Data entries for graphics:
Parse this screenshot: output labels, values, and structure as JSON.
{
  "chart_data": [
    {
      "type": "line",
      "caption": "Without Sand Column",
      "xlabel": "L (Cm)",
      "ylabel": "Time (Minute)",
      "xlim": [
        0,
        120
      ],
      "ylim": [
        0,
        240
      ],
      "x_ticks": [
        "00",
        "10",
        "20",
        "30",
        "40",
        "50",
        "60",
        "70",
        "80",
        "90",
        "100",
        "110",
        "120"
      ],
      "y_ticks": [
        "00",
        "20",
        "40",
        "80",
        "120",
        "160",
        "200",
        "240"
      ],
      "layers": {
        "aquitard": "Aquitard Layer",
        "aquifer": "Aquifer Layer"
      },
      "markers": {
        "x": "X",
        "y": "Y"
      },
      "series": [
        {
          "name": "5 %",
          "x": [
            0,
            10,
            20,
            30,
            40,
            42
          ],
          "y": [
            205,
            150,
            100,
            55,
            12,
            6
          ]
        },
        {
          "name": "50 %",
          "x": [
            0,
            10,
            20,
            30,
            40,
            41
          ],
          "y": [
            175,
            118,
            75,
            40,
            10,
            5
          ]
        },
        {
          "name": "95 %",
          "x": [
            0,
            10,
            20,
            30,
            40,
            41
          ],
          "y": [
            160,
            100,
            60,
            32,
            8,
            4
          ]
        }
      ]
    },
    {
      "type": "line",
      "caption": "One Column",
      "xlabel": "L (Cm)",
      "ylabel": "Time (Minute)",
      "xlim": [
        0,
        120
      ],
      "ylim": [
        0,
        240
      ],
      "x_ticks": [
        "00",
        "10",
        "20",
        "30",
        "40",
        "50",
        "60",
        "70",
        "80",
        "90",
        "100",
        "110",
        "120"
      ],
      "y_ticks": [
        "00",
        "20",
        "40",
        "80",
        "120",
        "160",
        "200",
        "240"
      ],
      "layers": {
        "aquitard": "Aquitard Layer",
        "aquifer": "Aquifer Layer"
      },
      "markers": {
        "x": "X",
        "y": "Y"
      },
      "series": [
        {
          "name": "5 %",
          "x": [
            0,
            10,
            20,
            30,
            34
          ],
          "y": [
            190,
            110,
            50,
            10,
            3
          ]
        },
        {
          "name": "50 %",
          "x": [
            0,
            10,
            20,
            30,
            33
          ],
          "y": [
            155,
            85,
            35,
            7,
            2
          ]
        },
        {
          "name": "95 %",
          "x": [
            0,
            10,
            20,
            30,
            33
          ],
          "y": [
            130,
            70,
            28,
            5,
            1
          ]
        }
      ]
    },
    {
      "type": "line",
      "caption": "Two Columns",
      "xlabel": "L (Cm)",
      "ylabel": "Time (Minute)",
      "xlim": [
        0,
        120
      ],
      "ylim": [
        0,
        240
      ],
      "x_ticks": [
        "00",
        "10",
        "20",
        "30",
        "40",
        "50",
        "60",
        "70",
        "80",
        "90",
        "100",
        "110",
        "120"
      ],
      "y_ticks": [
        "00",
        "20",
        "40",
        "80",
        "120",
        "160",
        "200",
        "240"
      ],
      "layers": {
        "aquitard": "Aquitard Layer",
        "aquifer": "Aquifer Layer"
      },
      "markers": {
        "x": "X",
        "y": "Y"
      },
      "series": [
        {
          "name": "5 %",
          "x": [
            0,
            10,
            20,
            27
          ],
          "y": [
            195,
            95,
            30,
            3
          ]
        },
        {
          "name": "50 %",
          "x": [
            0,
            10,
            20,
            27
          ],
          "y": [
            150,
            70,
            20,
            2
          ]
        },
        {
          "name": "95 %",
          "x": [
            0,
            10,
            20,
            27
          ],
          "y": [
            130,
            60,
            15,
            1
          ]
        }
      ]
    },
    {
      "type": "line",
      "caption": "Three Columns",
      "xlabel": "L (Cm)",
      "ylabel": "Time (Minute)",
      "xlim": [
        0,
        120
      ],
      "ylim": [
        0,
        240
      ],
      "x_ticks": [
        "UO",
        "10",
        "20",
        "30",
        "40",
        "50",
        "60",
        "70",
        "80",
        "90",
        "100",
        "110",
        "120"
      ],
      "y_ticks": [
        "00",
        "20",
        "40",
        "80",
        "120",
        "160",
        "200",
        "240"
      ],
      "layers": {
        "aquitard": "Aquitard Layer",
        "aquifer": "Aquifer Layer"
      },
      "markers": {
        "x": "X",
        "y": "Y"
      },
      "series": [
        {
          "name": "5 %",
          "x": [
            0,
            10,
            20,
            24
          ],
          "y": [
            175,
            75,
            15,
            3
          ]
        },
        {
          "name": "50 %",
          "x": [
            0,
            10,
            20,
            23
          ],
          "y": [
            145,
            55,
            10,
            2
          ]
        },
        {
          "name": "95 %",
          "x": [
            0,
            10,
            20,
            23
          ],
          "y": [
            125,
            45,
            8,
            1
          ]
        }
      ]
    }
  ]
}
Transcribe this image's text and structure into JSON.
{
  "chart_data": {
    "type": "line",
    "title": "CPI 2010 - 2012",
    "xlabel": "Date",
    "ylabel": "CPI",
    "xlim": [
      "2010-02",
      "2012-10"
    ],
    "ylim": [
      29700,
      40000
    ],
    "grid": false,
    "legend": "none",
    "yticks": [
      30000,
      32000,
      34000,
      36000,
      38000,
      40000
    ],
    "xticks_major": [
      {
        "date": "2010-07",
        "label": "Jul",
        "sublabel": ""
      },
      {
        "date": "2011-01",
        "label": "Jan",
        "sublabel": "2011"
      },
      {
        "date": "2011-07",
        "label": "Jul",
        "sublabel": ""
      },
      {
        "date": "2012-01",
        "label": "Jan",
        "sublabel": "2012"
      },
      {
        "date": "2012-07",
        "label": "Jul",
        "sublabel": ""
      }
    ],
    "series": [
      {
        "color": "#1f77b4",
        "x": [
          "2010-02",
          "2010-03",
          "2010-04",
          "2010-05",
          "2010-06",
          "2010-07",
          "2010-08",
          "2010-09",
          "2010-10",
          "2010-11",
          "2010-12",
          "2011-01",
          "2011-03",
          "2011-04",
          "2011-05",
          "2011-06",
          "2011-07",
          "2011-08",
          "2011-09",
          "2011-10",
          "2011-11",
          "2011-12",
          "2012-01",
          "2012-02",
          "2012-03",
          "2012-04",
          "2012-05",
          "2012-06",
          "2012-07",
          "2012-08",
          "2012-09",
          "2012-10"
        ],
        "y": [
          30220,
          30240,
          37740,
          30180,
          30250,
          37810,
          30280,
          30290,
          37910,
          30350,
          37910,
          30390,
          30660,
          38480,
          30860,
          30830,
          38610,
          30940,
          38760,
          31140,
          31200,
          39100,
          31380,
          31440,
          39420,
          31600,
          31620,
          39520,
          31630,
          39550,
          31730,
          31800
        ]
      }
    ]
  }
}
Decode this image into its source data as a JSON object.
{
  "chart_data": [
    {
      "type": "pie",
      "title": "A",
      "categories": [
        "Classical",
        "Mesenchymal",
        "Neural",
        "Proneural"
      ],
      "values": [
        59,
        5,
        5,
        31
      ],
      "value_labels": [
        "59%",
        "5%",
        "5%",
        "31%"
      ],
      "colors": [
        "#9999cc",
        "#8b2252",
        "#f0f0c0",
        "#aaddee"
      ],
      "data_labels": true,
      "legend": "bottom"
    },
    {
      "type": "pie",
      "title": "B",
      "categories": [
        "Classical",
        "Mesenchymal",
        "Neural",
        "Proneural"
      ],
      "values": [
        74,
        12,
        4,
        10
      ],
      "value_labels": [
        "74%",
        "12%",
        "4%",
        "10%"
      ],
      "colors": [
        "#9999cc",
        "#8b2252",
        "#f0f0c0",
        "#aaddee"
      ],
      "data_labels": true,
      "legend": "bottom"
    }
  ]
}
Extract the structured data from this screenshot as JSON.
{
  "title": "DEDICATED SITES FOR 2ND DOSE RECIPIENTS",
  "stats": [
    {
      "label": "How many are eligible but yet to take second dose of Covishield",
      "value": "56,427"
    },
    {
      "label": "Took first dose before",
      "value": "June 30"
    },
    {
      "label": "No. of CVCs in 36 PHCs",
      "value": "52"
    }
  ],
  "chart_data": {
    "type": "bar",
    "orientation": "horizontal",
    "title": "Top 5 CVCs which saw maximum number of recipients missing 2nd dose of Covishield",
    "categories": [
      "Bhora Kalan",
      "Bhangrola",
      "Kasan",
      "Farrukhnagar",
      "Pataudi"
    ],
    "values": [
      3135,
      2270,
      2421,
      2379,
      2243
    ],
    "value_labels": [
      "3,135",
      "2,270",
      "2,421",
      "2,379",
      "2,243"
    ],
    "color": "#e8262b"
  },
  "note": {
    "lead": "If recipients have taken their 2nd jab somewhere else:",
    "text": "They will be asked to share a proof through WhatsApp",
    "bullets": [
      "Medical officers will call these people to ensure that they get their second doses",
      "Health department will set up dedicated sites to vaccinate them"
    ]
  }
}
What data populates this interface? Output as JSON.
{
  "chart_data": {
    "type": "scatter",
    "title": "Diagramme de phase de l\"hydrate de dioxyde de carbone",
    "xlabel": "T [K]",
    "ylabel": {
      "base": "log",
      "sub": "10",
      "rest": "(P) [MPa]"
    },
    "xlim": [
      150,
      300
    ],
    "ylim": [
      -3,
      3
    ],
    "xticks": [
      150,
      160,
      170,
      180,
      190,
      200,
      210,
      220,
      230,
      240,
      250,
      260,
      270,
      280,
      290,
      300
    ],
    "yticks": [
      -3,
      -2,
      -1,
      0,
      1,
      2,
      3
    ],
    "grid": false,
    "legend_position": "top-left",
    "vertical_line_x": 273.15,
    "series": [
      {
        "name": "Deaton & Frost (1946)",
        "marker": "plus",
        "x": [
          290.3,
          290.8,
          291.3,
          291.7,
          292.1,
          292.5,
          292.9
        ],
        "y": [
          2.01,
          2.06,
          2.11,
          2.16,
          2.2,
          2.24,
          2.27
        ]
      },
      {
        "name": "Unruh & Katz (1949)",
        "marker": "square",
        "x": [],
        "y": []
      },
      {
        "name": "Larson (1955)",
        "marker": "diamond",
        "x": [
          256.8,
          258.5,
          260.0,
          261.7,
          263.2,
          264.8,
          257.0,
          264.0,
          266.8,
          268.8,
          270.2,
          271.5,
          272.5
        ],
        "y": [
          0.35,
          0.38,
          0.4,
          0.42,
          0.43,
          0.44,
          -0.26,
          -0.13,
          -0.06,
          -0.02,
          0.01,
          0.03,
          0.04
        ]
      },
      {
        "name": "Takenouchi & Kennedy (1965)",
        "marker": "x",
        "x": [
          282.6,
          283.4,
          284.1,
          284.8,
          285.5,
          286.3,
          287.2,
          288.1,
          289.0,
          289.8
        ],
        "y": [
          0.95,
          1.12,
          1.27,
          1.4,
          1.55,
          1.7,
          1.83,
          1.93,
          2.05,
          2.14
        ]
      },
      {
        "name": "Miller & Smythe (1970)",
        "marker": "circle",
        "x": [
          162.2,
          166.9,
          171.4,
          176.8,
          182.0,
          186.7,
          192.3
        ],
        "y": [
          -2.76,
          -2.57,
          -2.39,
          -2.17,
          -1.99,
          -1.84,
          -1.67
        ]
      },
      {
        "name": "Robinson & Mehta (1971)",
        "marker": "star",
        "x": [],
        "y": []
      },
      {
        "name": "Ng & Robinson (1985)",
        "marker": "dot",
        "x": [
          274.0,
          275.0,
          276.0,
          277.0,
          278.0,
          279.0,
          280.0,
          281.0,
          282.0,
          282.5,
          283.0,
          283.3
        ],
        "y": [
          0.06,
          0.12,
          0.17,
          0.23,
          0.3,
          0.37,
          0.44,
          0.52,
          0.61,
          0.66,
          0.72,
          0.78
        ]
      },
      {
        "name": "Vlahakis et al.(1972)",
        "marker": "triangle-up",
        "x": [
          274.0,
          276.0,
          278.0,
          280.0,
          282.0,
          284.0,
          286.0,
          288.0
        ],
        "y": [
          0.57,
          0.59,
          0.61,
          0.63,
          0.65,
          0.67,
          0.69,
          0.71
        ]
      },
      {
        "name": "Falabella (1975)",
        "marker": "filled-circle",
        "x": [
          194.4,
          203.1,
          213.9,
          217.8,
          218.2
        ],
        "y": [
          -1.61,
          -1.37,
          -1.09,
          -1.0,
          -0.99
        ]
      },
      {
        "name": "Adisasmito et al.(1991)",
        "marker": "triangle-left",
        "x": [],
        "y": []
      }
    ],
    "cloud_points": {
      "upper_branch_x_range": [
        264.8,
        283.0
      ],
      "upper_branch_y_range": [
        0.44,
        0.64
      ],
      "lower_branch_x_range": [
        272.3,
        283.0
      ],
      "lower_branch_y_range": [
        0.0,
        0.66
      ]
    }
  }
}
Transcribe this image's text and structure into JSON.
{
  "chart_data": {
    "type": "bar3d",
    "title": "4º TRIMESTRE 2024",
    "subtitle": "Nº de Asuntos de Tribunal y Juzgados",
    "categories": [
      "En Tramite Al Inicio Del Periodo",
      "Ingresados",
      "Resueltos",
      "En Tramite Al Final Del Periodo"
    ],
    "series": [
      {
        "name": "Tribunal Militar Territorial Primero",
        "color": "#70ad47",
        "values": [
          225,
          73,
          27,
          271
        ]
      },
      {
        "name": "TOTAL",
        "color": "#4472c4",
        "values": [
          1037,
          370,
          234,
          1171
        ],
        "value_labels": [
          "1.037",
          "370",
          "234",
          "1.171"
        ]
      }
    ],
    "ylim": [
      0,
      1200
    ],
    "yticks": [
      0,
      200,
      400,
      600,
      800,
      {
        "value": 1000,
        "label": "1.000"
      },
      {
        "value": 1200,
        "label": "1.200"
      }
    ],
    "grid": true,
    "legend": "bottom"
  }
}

» To be done:
Lines from the records above that hold "JSON" are the ones to list.

» Finished answer:
Parse this screenshot: output labels, values, and structure as JSON.
Transcribe this image's text and structure into JSON.
Decode this image into its source data as a JSON object.
Extract the structured data from this screenshot as JSON.
What data populates this interface? Output as JSON.
Transcribe this image's text and structure into JSON.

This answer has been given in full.